**** Records supplied
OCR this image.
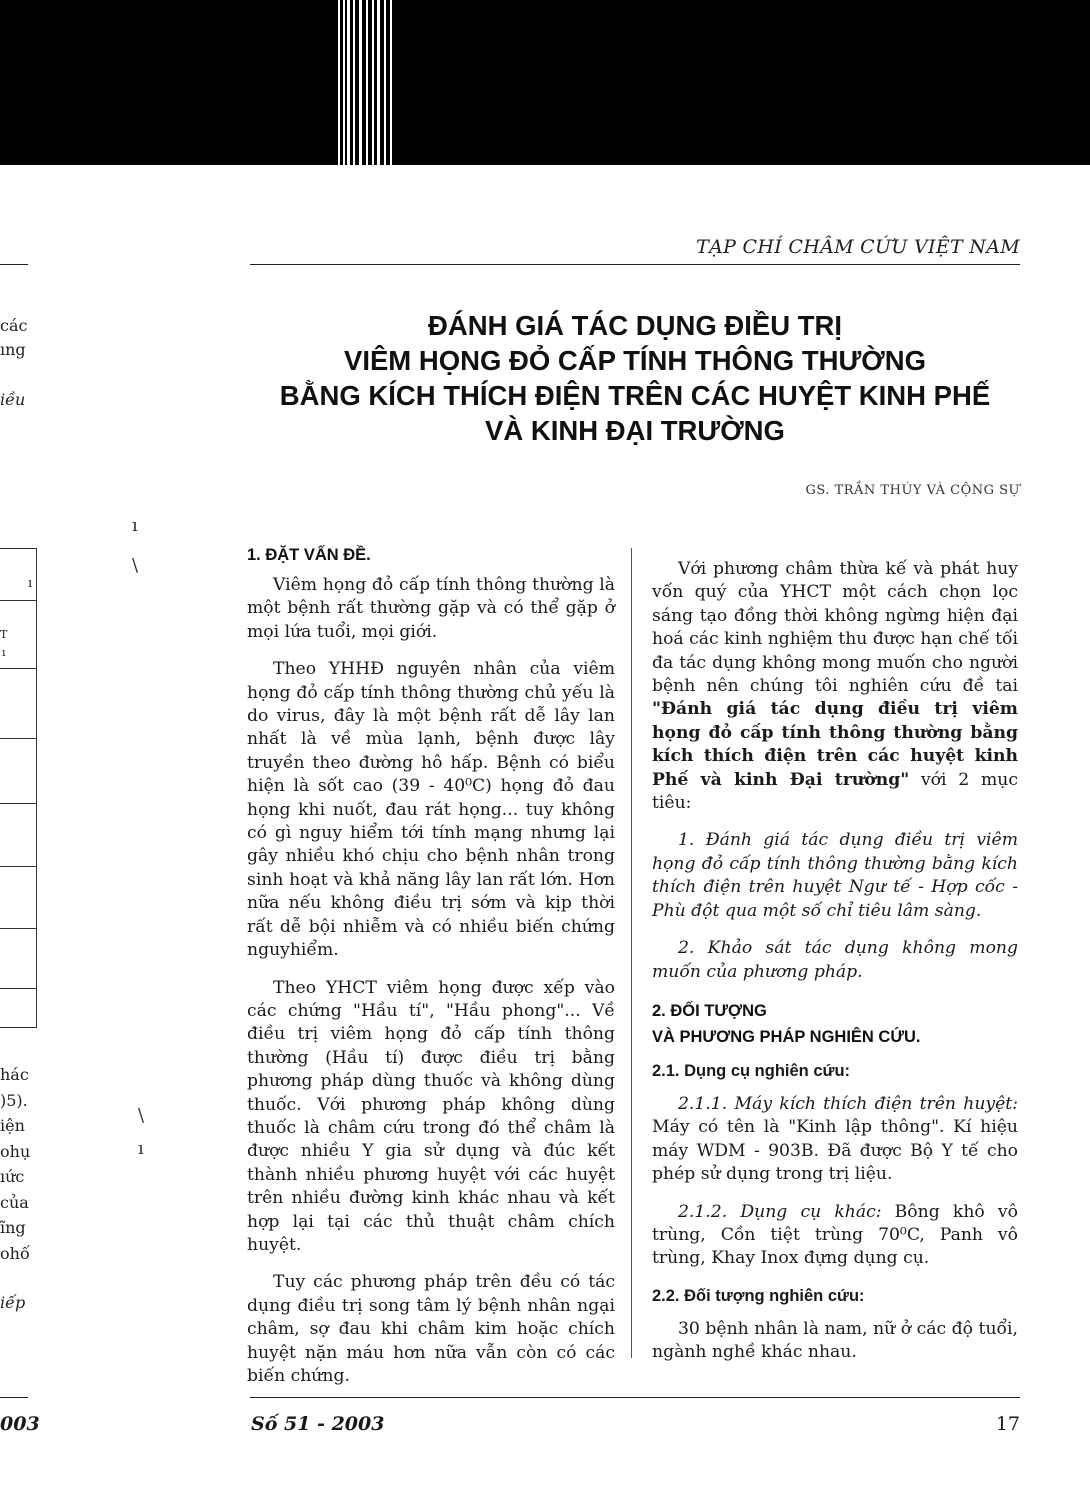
TẠP CHÍ CHÂM CỨU VIỆT NAM
ĐÁNH GIÁ TÁC DỤNG ĐIỀU TRỊ
VIÊM HỌNG ĐỎ CẤP TÍNH THÔNG THƯỜNG
BẰNG KÍCH THÍCH ĐIỆN TRÊN CÁC HUYỆT KINH PHẾ
VÀ KINH ĐẠI TRƯỜNG
GS. TRẦN THÚY VÀ CỘNG SỰ
các
ıng
iều
ı
T
ı
hác
)5).
iện
ohụ
ıức
của
ĩng
ohố
iếp
ı
\
\
ı
1. ĐẶT VẤN ĐỀ.

Viêm họng đỏ cấp tính thông thường là một bệnh rất thường gặp và có thể gặp ở mọi lứa tuổi, mọi giới.

Theo YHHĐ nguyên nhân của viêm họng đỏ cấp tính thông thường chủ yếu là do virus, đây là một bệnh rất dễ lây lan nhất là về mùa lạnh, bệnh được lây truyền theo đường hô hấp. Bệnh có biểu hiện là sốt cao (39 - 40⁰C) họng đỏ đau họng khi nuốt, đau rát họng... tuy không có gì nguy hiểm tới tính mạng nhưng lại gây nhiều khó chịu cho bệnh nhân trong sinh hoạt và khả năng lây lan rất lớn. Hơn nữa nếu không điều trị sớm và kịp thời rất dễ bội nhiễm và có nhiều biến chứng nguyhiểm.

Theo YHCT viêm họng được xếp vào các chứng "Hầu tí", "Hầu phong"... Về điều trị viêm họng đỏ cấp tính thông thường (Hầu tí) được điều trị bằng phương pháp dùng thuốc và không dùng thuốc. Với phương pháp không dùng thuốc là châm cứu trong đó thể châm là được nhiều Y gia sử dụng và đúc kết thành nhiều phương huyệt với các huyệt trên nhiều đường kinh khác nhau và kết hợp lại tại các thủ thuật châm chích huyệt.

Tuy các phương pháp trên đều có tác dụng điều trị song tâm lý bệnh nhân ngại châm, sợ đau khi châm kim hoặc chích huyệt nặn máu hơn nữa vẫn còn có các biến chứng.

Với phương châm thừa kế và phát huy vốn quý của YHCT một cách chọn lọc sáng tạo đồng thời không ngừng hiện đại hoá các kinh nghiệm thu được hạn chế tối đa tác dụng không mong muốn cho người bệnh nên chúng tôi nghiên cứu đề tai "Đánh giá tác dụng điều trị viêm họng đỏ cấp tính thông thường bằng kích thích điện trên các huyệt kinh Phế và kinh Đại trường" với 2 mục tiêu:

1. Đánh giá tác dụng điều trị viêm họng đỏ cấp tính thông thường bằng kích thích điện trên huyệt Ngư tế - Hợp cốc - Phù đột qua một số chỉ tiêu lâm sàng.

2. Khảo sát tác dụng không mong muốn của phương pháp.

2. ĐỐI TƯỢNG
VÀ PHƯƠNG PHÁP NGHIÊN CỨU.
2.1. Dụng cụ nghiên cứu:

2.1.1. Máy kích thích điện trên huyệt: Máy có tên là "Kinh lập thông". Kí hiệu máy WDM - 903B. Đã được Bộ Y tế cho phép sử dụng trong trị liệu.

2.1.2. Dụng cụ khác: Bông khô vô trùng, Cồn tiệt trùng 70⁰C, Panh vô trùng, Khay Inox đựng dụng cụ.

2.2. Đối tượng nghiên cứu:

30 bệnh nhân là nam, nữ ở các độ tuổi, ngành nghề khác nhau.

003	Số 51 - 2003	17
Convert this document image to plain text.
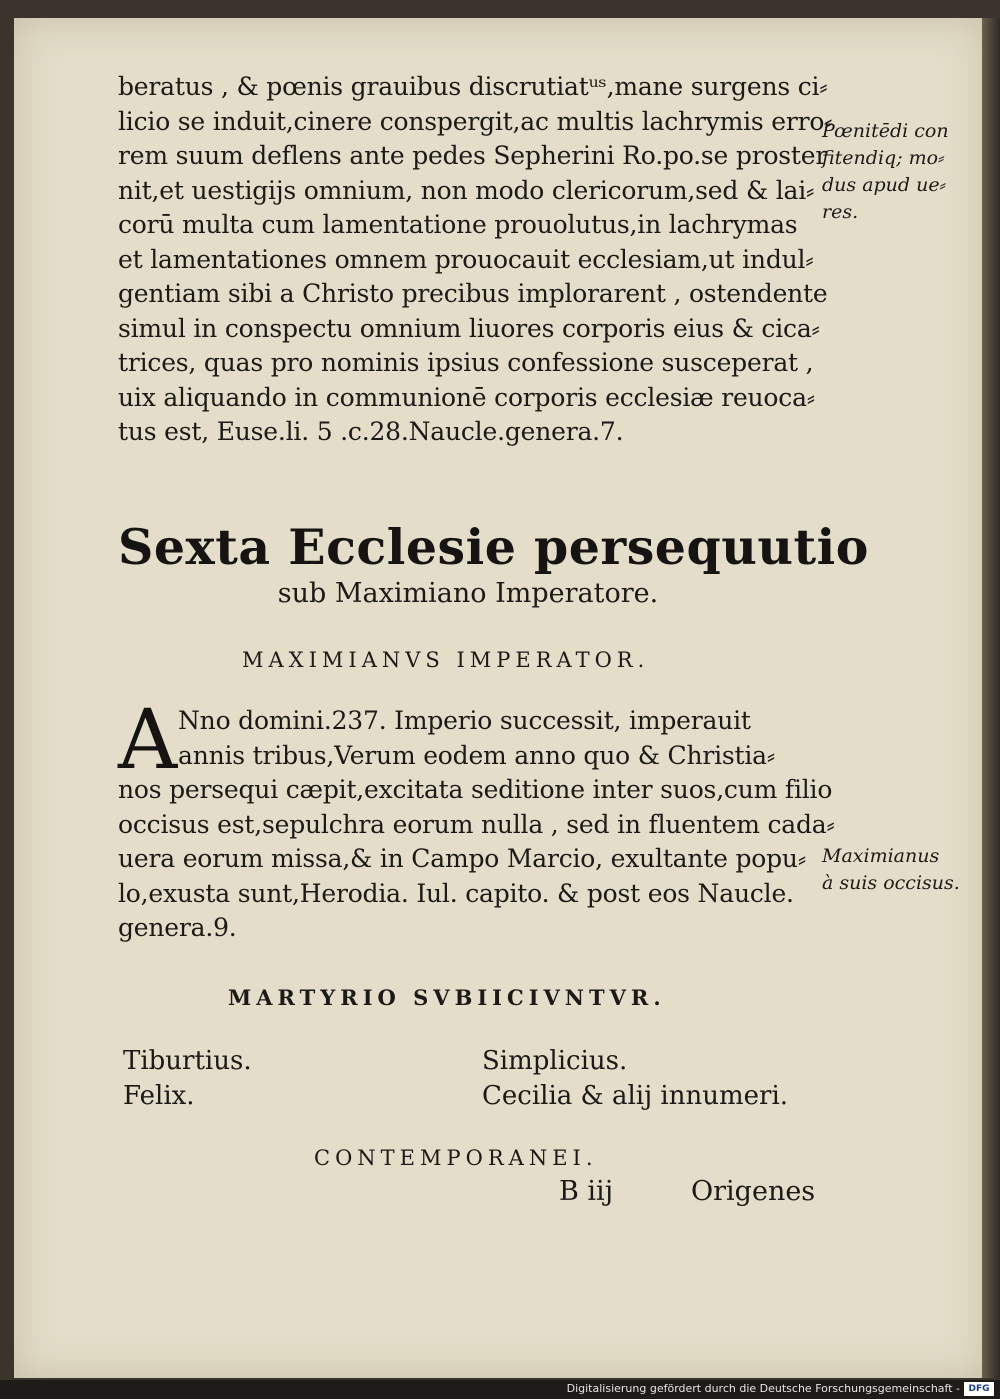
beratus , & pœnis grauibus discrutiatᵘˢ,mane surgens ci⸗
licio se induit,cinere conspergit,ac multis lachrymis erro⸗
rem suum deflens ante pedes Sepherini Ro.po.se proster
nit,et uestigijs omnium, non modo clericorum,sed & lai⸗
corū multa cum lamentatione prouolutus,in lachrymas
et lamentationes omnem prouocauit ecclesiam,ut indul⸗
gentiam sibi a Christo precibus implorarent , ostendente
simul in conspectu omnium liuores corporis eius & cica⸗
trices, quas pro nominis ipsius confessione susceperat ,
uix aliquando in communionē corporis ecclesiæ reuoca⸗
tus est, Euse.li. 5 .c.28.Naucle.genera.7.
Pœnitēdi con
fitendiq; mo⸗
dus apud ue⸗
res.
Sexta Ecclesie persequutio
sub Maximiano Imperatore.
MAXIMIANVS IMPERATOR.
A Nno domini.237. Imperio successit, imperauit
annis tribus,Verum eodem anno quo & Christia⸗
nos persequi cæpit,excitata seditione inter suos,cum filio
occisus est,sepulchra eorum nulla , sed in fluentem cada⸗
uera eorum missa,& in Campo Marcio, exultante popu⸗
lo,exusta sunt,Herodia. Iul. capito. & post eos Naucle.
genera.9.
Maximianus
à suis occisus.
MARTYRIO SVBIICIVNTVR.
Tiburtius.
Felix.
Simplicius.
Cecilia & alij innumeri.
CONTEMPORANEI.
B iij	Origenes
Digitalisierung gefördert durch die Deutsche Forschungsgemeinschaft - DFG
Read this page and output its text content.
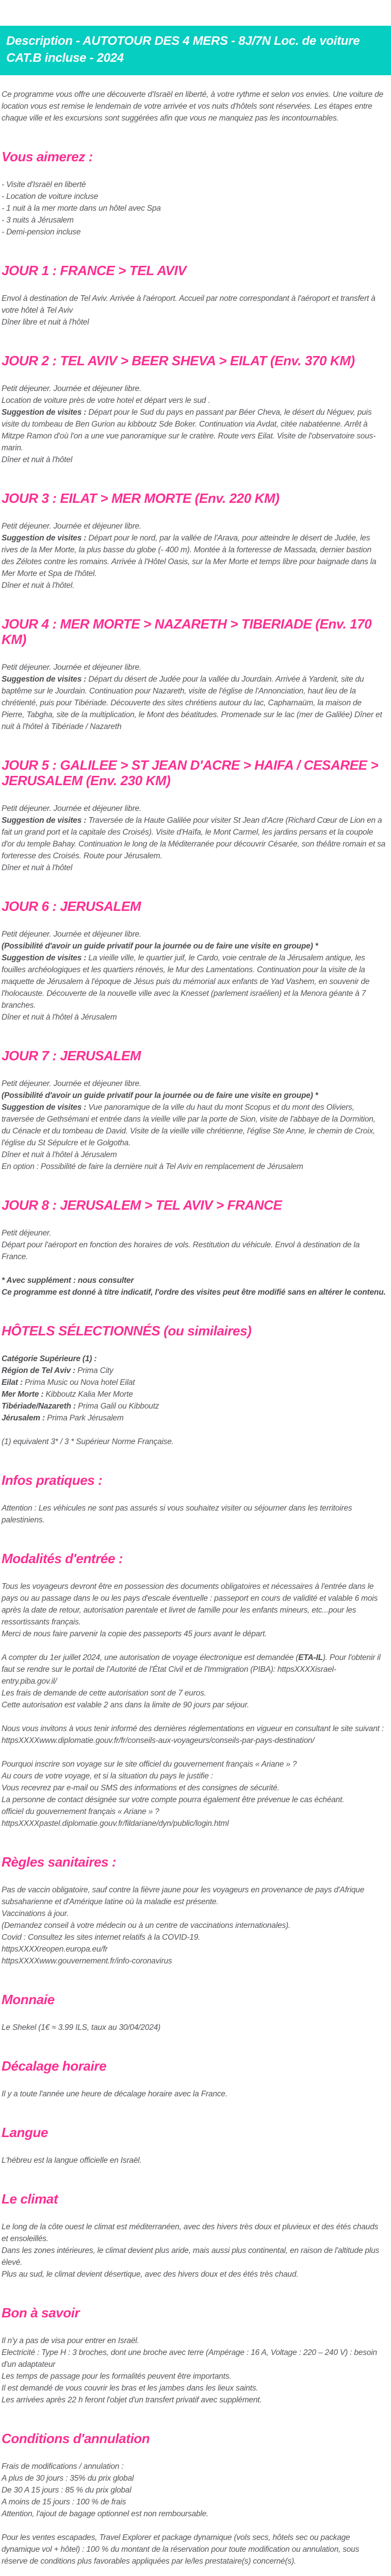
Description - AUTOTOUR DES 4 MERS - 8J/7N Loc. de voiture CAT.B incluse - 2024
Ce programme vous offre une découverte d'Israël en liberté, à votre rythme et selon vos envies. Une voiture de location vous est remise le lendemain de votre arrivée et vos nuits d'hôtels sont réservées. Les étapes entre chaque ville et les excursions sont suggérées afin que vous ne manquiez pas les incontournables.
Vous aimerez :
- Visite d'Israël en liberté
- Location de voiture incluse
- 1 nuit à la mer morte dans un hôtel avec Spa
- 3 nuits à Jérusalem
- Demi-pension incluse
JOUR 1 : FRANCE > TEL AVIV
Envol à destination de Tel Aviv. Arrivée à l'aéroport. Accueil par notre correspondant à l'aéroport et transfert à votre hôtel à Tel Aviv
Dîner libre et nuit à l'hôtel
JOUR 2 : TEL AVIV > BEER SHEVA > EILAT (Env. 370 KM)
Petit déjeuner. Journée et déjeuner libre.
Location de voiture près de votre hotel et départ vers le sud .
Suggestion de visites : Départ pour le Sud du pays en passant par Béer Cheva, le désert du Néguev, puis visite du tombeau de Ben Gurion au kibboutz Sde Boker. Continuation via Avdat, citée nabatéenne. Arrêt à Mitzpe Ramon d'où l'on a une vue panoramique sur le cratère. Route vers Eilat. Visite de l'observatoire sous-marin.
Dîner et nuit à l'hôtel
JOUR 3 : EILAT > MER MORTE (Env. 220 KM)
Petit déjeuner. Journée et déjeuner libre.
Suggestion de visites : Départ pour le nord, par la vallée de l'Arava, pour atteindre le désert de Judée, les rives de la Mer Morte, la plus basse du globe (- 400 m). Montée à la forteresse de Massada, dernier bastion des Zélotes contre les romains. Arrivée à l'Hôtel Oasis, sur la Mer Morte et temps libre pour baignade dans la Mer Morte et Spa de l'hôtel.
Dîner et nuit à l'hôtel.
JOUR 4 : MER MORTE > NAZARETH > TIBERIADE (Env. 170 KM)
Petit déjeuner. Journée et déjeuner libre.
Suggestion de visites : Départ du désert de Judée pour la vallée du Jourdain. Arrivée à Yardenit, site du baptême sur le Jourdain. Continuation pour Nazareth, visite de l'église de l'Annonciation, haut lieu de la chrétienté, puis pour Tibériade. Découverte des sites chrétiens autour du lac, Capharnaüm, la maison de Pierre, Tabgha, site de la multiplication, le Mont des béatitudes. Promenade sur le lac (mer de Galilée) Dîner et nuit à l'hôtel à Tibériade / Nazareth
JOUR 5 : GALILEE > ST JEAN D'ACRE > HAIFA / CESAREE > JERUSALEM (Env. 230 KM)
Petit déjeuner. Journée et déjeuner libre.
Suggestion de visites : Traversée de la Haute Galilée pour visiter St Jean d'Acre (Richard Cœur de Lion en a fait un grand port et la capitale des Croisés). Visite d'Haïfa, le Mont Carmel, les jardins persans et la coupole d'or du temple Bahay. Continuation le long de la Méditerranée pour découvrir Césarée, son théâtre romain et sa forteresse des Croisés. Route pour Jérusalem.
Dîner et nuit à l'hôtel
JOUR 6 : JERUSALEM
Petit déjeuner. Journée et déjeuner libre.
(Possibilité d'avoir un guide privatif pour la journée ou de faire une visite en groupe) *
Suggestion de visites : La vieille ville, le quartier juif, le Cardo, voie centrale de la Jérusalem antique, les fouilles archéologiques et les quartiers rénovés, le Mur des Lamentations. Continuation pour la visite de la maquette de Jérusalem à l'époque de Jésus puis du mémorial aux enfants de Yad Vashem, en souvenir de l'holocauste. Découverte de la nouvelle ville avec la Knesset (parlement israélien) et la Menora géante à 7 branches.
Dîner et nuit à l'hôtel à Jérusalem
JOUR 7 : JERUSALEM
Petit déjeuner. Journée et déjeuner libre.
(Possibilité d'avoir un guide privatif pour la journée ou de faire une visite en groupe) *
Suggestion de visites : Vue panoramique de la ville du haut du mont Scopus et du mont des Oliviers, traversée de Gethsémani et entrée dans la vieille ville par la porte de Sion, visite de l'abbaye de la Dormition, du Cénacle et du tombeau de David. Visite de la vieille ville chrétienne, l'église Ste Anne, le chemin de Croix, l'église du St Sépulcre et le Golgotha.
Dîner et nuit à l'hôtel à Jérusalem
En option : Possibilité de faire la dernière nuit à Tel Aviv en remplacement de Jérusalem
JOUR 8 : JERUSALEM > TEL AVIV > FRANCE
Petit déjeuner.
Départ pour l'aéroport en fonction des horaires de vols. Restitution du véhicule. Envol à destination de la France.
* Avec supplément : nous consulter
Ce programme est donné à titre indicatif, l'ordre des visites peut être modifié sans en altérer le contenu.
HÔTELS SÉLECTIONNÉS (ou similaires)
Catégorie Supérieure (1) :
Région de Tel Aviv : Prima City
Eilat : Prima Music ou Nova hotel Eilat
Mer Morte : Kibboutz Kalia Mer Morte
Tibériade/Nazareth : Prima Galil ou Kibboutz
Jérusalem : Prima Park Jérusalem
(1) equivalent 3* / 3 * Supérieur Norme Française.
Infos pratiques :
Attention : Les véhicules ne sont pas assurés si vous souhaitez visiter ou séjourner dans les territoires palestiniens.
Modalités d'entrée :
Tous les voyageurs devront être en possession des documents obligatoires et nécessaires à l'entrée dans le pays ou au passage dans le ou les pays d'escale éventuelle : passeport en cours de validité et valable 6 mois après la date de retour, autorisation parentale et livret de famille pour les enfants mineurs, etc...pour les ressortissants français.
Merci de nous faire parvenir la copie des passeports 45 jours avant le départ.
A compter du 1er juillet 2024, une autorisation de voyage électronique est demandée (ETA-IL). Pour l'obtenir il faut se rendre sur le portail de l'Autorité de l'État Civil et de l'Immigration (PIBA): httpsXXXXisrael-entry.piba.gov.il/
Les frais de demande de cette autorisation sont de 7 euros.
Cette autorisation est valable 2 ans dans la limite de 90 jours par séjour.
Nous vous invitons à vous tenir informé des dernières réglementations en vigueur en consultant le site suivant : httpsXXXXwww.diplomatie.gouv.fr/fr/conseils-aux-voyageurs/conseils-par-pays-destination/
Pourquoi inscrire son voyage sur le site officiel du gouvernement français « Ariane » ?
Au cours de votre voyage, et si la situation du pays le justifie :
Vous recevrez par e-mail ou SMS des informations et des consignes de sécurité.
La personne de contact désignée sur votre compte pourra également être prévenue le cas échéant.
officiel du gouvernement français « Ariane » ?
httpsXXXXpastel.diplomatie.gouv.fr/fildariane/dyn/public/login.html
Règles sanitaires :
Pas de vaccin obligatoire, sauf contre la fièvre jaune pour les voyageurs en provenance de pays d'Afrique subsaharienne et d'Amérique latine où la maladie est présente.
Vaccinations à jour.
(Demandez conseil à votre médecin ou à un centre de vaccinations internationales).
Covid : Consultez les sites internet relatifs à la COVID-19.
httpsXXXXreopen.europa.eu/fr
httpsXXXXwww.gouvernement.fr/info-coronavirus
Monnaie
Le Shekel (1€ ≈ 3.99 ILS, taux au 30/04/2024)
Décalage horaire
Il y a toute l'année une heure de décalage horaire avec la France.
Langue
L'hébreu est la langue officielle en Israël.
Le climat
Le long de la côte ouest le climat est méditerranéen, avec des hivers très doux et pluvieux et des étés chauds et ensoleillés.
Dans les zones intérieures, le climat devient plus aride, mais aussi plus continental, en raison de l'altitude plus élevé.
Plus au sud, le climat devient désertique, avec des hivers doux et des étés très chaud.
Bon à savoir
Il n'y a pas de visa pour entrer en Israël.
Electricité : Type H : 3 broches, dont une broche avec terre (Ampérage : 16 A, Voltage : 220 – 240 V) : besoin d'un adaptateur
Les temps de passage pour les formalités peuvent être importants.
Il est demandé de vous couvrir les bras et les jambes dans les lieux saints.
Les arrivées après 22 h feront l'objet d'un transfert privatif avec supplément.
Conditions d'annulation
Frais de modifications / annulation :
A plus de 30 jours : 35% du prix global
De 30 A 15 jours : 85 % du prix global
A moins de 15 jours : 100 % de frais
Attention, l'ajout de bagage optionnel est non remboursable.
Pour les ventes escapades, Travel Explorer et package dynamique (vols secs, hôtels sec ou package dynamique vol + hôtel) : 100 % du montant de la réservation pour toute modification ou annulation, sous réserve de conditions plus favorables appliquées par le/les prestataire(s) concerné(s).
********
Task instructions
Copy every line of the material above in which the word "eorum" appears.

Result of this task
occisus est,sepulchra eorum nulla , sed in fluentem cada⸗
uera eorum missa,& in Campo Marcio, exultante popu⸗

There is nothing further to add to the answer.